▸ Requirements
Check every line in the records below for the word "WTIC" and report how many have it, nothing more.

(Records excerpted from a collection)
** BEGIN **

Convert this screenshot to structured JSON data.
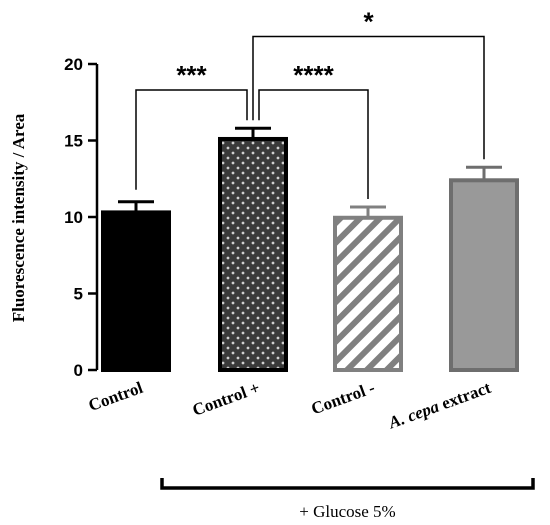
{
  "chart_data": {
    "type": "bar",
    "ylabel": "Fluorescence intensity / Area",
    "xlabel": "",
    "ylim": [
      0,
      20
    ],
    "yticks": [
      0,
      5,
      10,
      15,
      20
    ],
    "categories": [
      {
        "label": "Control",
        "italic_prefix": "",
        "rest": "Control",
        "value": 10.3,
        "error": 0.7,
        "fill": "#000000",
        "stroke": "#000000",
        "pattern": "solid"
      },
      {
        "label": "Control +",
        "italic_prefix": "",
        "rest": "Control +",
        "value": 15.1,
        "error": 0.7,
        "fill": "#3a3a3a",
        "stroke": "#000000",
        "pattern": "dots"
      },
      {
        "label": "Control -",
        "italic_prefix": "",
        "rest": "Control -",
        "value": 9.95,
        "error": 0.7,
        "fill": "#ffffff",
        "stroke": "#808080",
        "pattern": "stripes"
      },
      {
        "label": "A. cepa extract",
        "italic_prefix": "A. cepa",
        "rest": " extract",
        "value": 12.4,
        "error": 0.85,
        "fill": "#999999",
        "stroke": "#6e6e6e",
        "pattern": "solid"
      }
    ],
    "significance": [
      {
        "from": 0,
        "to": 1,
        "label": "***",
        "y": 18.3
      },
      {
        "from": 1,
        "to": 2,
        "label": "****",
        "y": 18.3
      },
      {
        "from": 1,
        "to": 3,
        "label": "*",
        "y": 21.8
      }
    ],
    "group_bracket": {
      "from": 1,
      "to": 3,
      "label": "+ Glucose 5%"
    }
  }
}
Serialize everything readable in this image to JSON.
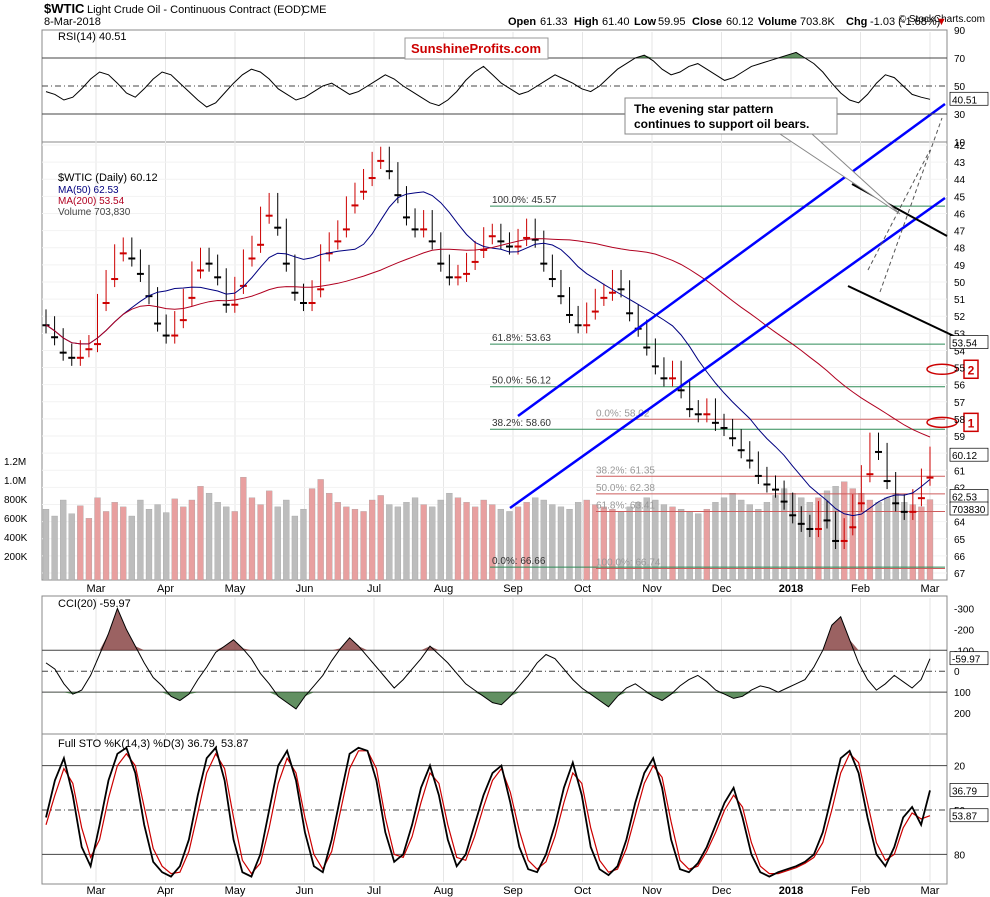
{
  "header": {
    "symbol": "$WTIC",
    "name": "Light Crude Oil - Continuous Contract (EOD)",
    "exchange": "CME",
    "date": "8-Mar-2018",
    "open_label": "Open",
    "open": "61.33",
    "high_label": "High",
    "high": "61.40",
    "low_label": "Low",
    "low": "59.95",
    "close_label": "Close",
    "close": "60.12",
    "volume_label": "Volume",
    "volume": "703.8K",
    "chg_label": "Chg",
    "chg": "-1.03 (-1.68%)",
    "credit": "© StockCharts.com"
  },
  "watermark": "SunshineProfits.com",
  "annotation": [
    "The evening star pattern",
    "continues to support oil bears."
  ],
  "colors": {
    "up": "#000000",
    "down": "#cc0000",
    "channel": "#0000ff",
    "ma50": "#000080",
    "ma200": "#b00020",
    "fib": "#2e8b57",
    "retrace": "#cd5c5c",
    "zone": "#3cb371",
    "osc_fill_hi": "#2e6b2e",
    "osc_fill_lo": "#7a2e2e",
    "stoD": "#cc0000"
  },
  "chart_data": [
    {
      "type": "line",
      "title": "RSI(14) 40.51",
      "last": 40.51,
      "ylim": [
        10,
        90
      ],
      "levels": [
        30,
        50,
        70
      ],
      "yticks": [
        90,
        70,
        50,
        30,
        10
      ],
      "values": [
        46,
        44,
        40,
        42,
        48,
        55,
        60,
        58,
        52,
        45,
        42,
        48,
        55,
        60,
        58,
        52,
        46,
        40,
        35,
        38,
        45,
        52,
        58,
        62,
        60,
        55,
        48,
        44,
        40,
        42,
        46,
        50,
        52,
        48,
        44,
        46,
        50,
        54,
        58,
        55,
        50,
        46,
        42,
        38,
        36,
        40,
        46,
        54,
        60,
        64,
        58,
        52,
        48,
        44,
        46,
        50,
        54,
        58,
        55,
        52,
        48,
        46,
        50,
        56,
        62,
        66,
        70,
        72,
        68,
        62,
        58,
        60,
        64,
        66,
        62,
        58,
        54,
        56,
        60,
        64,
        66,
        68,
        70,
        72,
        74,
        70,
        66,
        60,
        52,
        45,
        40,
        38,
        44,
        52,
        58,
        56,
        50,
        44,
        42,
        40.51
      ]
    },
    {
      "type": "line",
      "title": "$WTIC (Daily) 60.12",
      "last": 60.12,
      "ylim": [
        42,
        67
      ],
      "yticks": [
        42,
        43,
        44,
        45,
        46,
        47,
        48,
        49,
        50,
        51,
        52,
        53,
        54,
        55,
        56,
        57,
        58,
        59,
        60,
        61,
        62,
        63,
        64,
        65,
        66,
        67
      ],
      "legend": [
        "$WTIC (Daily) 60.12",
        "MA(50) 62.53",
        "MA(200) 53.54",
        "Volume 703,830"
      ],
      "x_labels": [
        "Mar",
        "Apr",
        "May",
        "Jun",
        "Jul",
        "Aug",
        "Sep",
        "Oct",
        "Nov",
        "Dec",
        "2018",
        "Feb",
        "Mar"
      ],
      "close": [
        52.5,
        53.2,
        54.1,
        54.4,
        53.9,
        53.6,
        51.2,
        49.8,
        48.3,
        47.9,
        48.6,
        49.5,
        50.8,
        52.4,
        53.1,
        52.2,
        50.9,
        49.3,
        48.5,
        48.9,
        49.7,
        51.3,
        50.2,
        48.6,
        47.8,
        46.1,
        45.3,
        46.8,
        48.9,
        50.6,
        51.2,
        50.4,
        48.3,
        47.6,
        46.9,
        45.5,
        44.7,
        43.9,
        42.9,
        42.6,
        43.5,
        44.9,
        46.2,
        46.9,
        46.3,
        47.6,
        48.9,
        49.7,
        49.5,
        48.8,
        48.1,
        47.3,
        47.1,
        47.6,
        47.9,
        47.4,
        46.8,
        47.5,
        48.9,
        49.8,
        50.8,
        51.9,
        52.5,
        51.7,
        50.9,
        50.6,
        49.8,
        50.4,
        51.8,
        52.7,
        53.8,
        54.9,
        55.6,
        55.1,
        56.3,
        57.4,
        57.7,
        57.3,
        58.2,
        58.5,
        59.1,
        59.8,
        60.4,
        61.3,
        61.8,
        62.1,
        62.8,
        63.6,
        64.1,
        64.4,
        63.3,
        63.9,
        65.1,
        64.3,
        62.9,
        61.2,
        59.3,
        59.9,
        61.6,
        62.9,
        63.4,
        62.6,
        61.4,
        60.12
      ],
      "volume": [
        620,
        560,
        700,
        580,
        650,
        540,
        720,
        600,
        680,
        640,
        560,
        700,
        620,
        660,
        590,
        710,
        640,
        700,
        820,
        760,
        680,
        640,
        600,
        900,
        720,
        660,
        780,
        640,
        700,
        560,
        620,
        800,
        880,
        760,
        680,
        640,
        620,
        600,
        700,
        740,
        660,
        640,
        680,
        720,
        660,
        640,
        700,
        760,
        720,
        680,
        640,
        700,
        660,
        620,
        600,
        640,
        680,
        720,
        700,
        660,
        640,
        620,
        680,
        700,
        660,
        640,
        620,
        600,
        640,
        680,
        720,
        700,
        660,
        640,
        620,
        600,
        580,
        620,
        680,
        720,
        760,
        700,
        660,
        620,
        680,
        740,
        800,
        760,
        720,
        680,
        720,
        780,
        820,
        860,
        800,
        760,
        700,
        680,
        720,
        760,
        680,
        660,
        640,
        703.8
      ],
      "ma50": 62.53,
      "ma200": 53.54,
      "volume_last": "703830",
      "volume_ticks": [
        "1.2M",
        "1.0M",
        "800K",
        "600K",
        "400K",
        "200K"
      ],
      "fib_levels": [
        {
          "label": "0.0%: 66.66",
          "value": 66.66
        },
        {
          "label": "38.2%: 58.60",
          "value": 58.6
        },
        {
          "label": "50.0%: 56.12",
          "value": 56.12
        },
        {
          "label": "61.8%: 53.63",
          "value": 53.63
        },
        {
          "label": "100.0%: 45.57",
          "value": 45.57
        }
      ],
      "retrace_levels": [
        {
          "label": "100.0%: 66.74",
          "value": 66.74
        },
        {
          "label": "61.8%: 63.41",
          "value": 63.41
        },
        {
          "label": "50.0%: 62.38",
          "value": 62.38
        },
        {
          "label": "38.2%: 61.35",
          "value": 61.35
        },
        {
          "label": "0.0%: 58.02",
          "value": 58.02
        }
      ],
      "right_labels": [
        "62.53",
        "60.12",
        "53.54",
        "703830"
      ],
      "markers": [
        "1",
        "2"
      ]
    },
    {
      "type": "line",
      "title": "CCI(20) -59.97",
      "last": -59.97,
      "ylim": [
        -350,
        300
      ],
      "yticks": [
        200,
        100,
        0,
        -100,
        -200,
        -300
      ],
      "values": [
        -40,
        -10,
        60,
        110,
        90,
        20,
        -80,
        -180,
        -300,
        -200,
        -120,
        -40,
        30,
        70,
        120,
        140,
        110,
        40,
        -20,
        -90,
        -120,
        -150,
        -110,
        -60,
        10,
        60,
        120,
        150,
        180,
        120,
        70,
        20,
        -50,
        -110,
        -160,
        -120,
        -70,
        -20,
        30,
        80,
        40,
        -10,
        -60,
        -120,
        -80,
        -40,
        10,
        60,
        90,
        120,
        150,
        160,
        120,
        70,
        20,
        -40,
        -80,
        -60,
        -10,
        40,
        80,
        110,
        140,
        170,
        120,
        80,
        60,
        90,
        120,
        140,
        110,
        70,
        40,
        20,
        50,
        90,
        110,
        130,
        120,
        90,
        70,
        80,
        100,
        80,
        60,
        40,
        -20,
        -100,
        -220,
        -260,
        -150,
        -40,
        40,
        90,
        60,
        20,
        50,
        80,
        40,
        -59.97
      ]
    },
    {
      "type": "line",
      "title": "Full STO %K(14,3) %D(3) 36.79, 53.87",
      "k_last": 36.79,
      "d_last": 53.87,
      "ylim": [
        0,
        100
      ],
      "levels": [
        20,
        50,
        80
      ],
      "yticks": [
        80,
        50,
        20
      ],
      "k": [
        55,
        30,
        15,
        40,
        75,
        88,
        60,
        30,
        12,
        8,
        25,
        60,
        85,
        92,
        95,
        88,
        70,
        40,
        15,
        8,
        30,
        70,
        92,
        95,
        80,
        50,
        20,
        10,
        30,
        65,
        88,
        92,
        70,
        40,
        12,
        8,
        10,
        30,
        65,
        85,
        80,
        60,
        35,
        20,
        40,
        70,
        88,
        80,
        60,
        40,
        25,
        20,
        45,
        75,
        90,
        92,
        80,
        60,
        35,
        18,
        40,
        75,
        90,
        94,
        88,
        70,
        45,
        25,
        15,
        35,
        70,
        90,
        92,
        86,
        75,
        60,
        45,
        35,
        55,
        80,
        92,
        95,
        92,
        90,
        88,
        85,
        80,
        65,
        40,
        15,
        10,
        25,
        55,
        80,
        88,
        75,
        55,
        48,
        60,
        36.79
      ],
      "d": [
        60,
        40,
        22,
        32,
        62,
        82,
        70,
        42,
        20,
        12,
        20,
        48,
        76,
        88,
        93,
        92,
        78,
        52,
        25,
        12,
        22,
        55,
        84,
        93,
        86,
        62,
        32,
        15,
        25,
        55,
        80,
        90,
        78,
        50,
        22,
        10,
        10,
        22,
        55,
        80,
        82,
        68,
        45,
        25,
        32,
        60,
        82,
        84,
        68,
        48,
        30,
        22,
        38,
        64,
        84,
        90,
        85,
        68,
        45,
        25,
        32,
        62,
        84,
        92,
        90,
        76,
        54,
        32,
        20,
        28,
        58,
        84,
        90,
        88,
        78,
        65,
        50,
        40,
        48,
        72,
        88,
        93,
        93,
        91,
        89,
        86,
        82,
        72,
        50,
        25,
        12,
        18,
        45,
        72,
        84,
        80,
        62,
        52,
        56,
        53.87
      ]
    }
  ]
}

** END **

▸ Full solution
3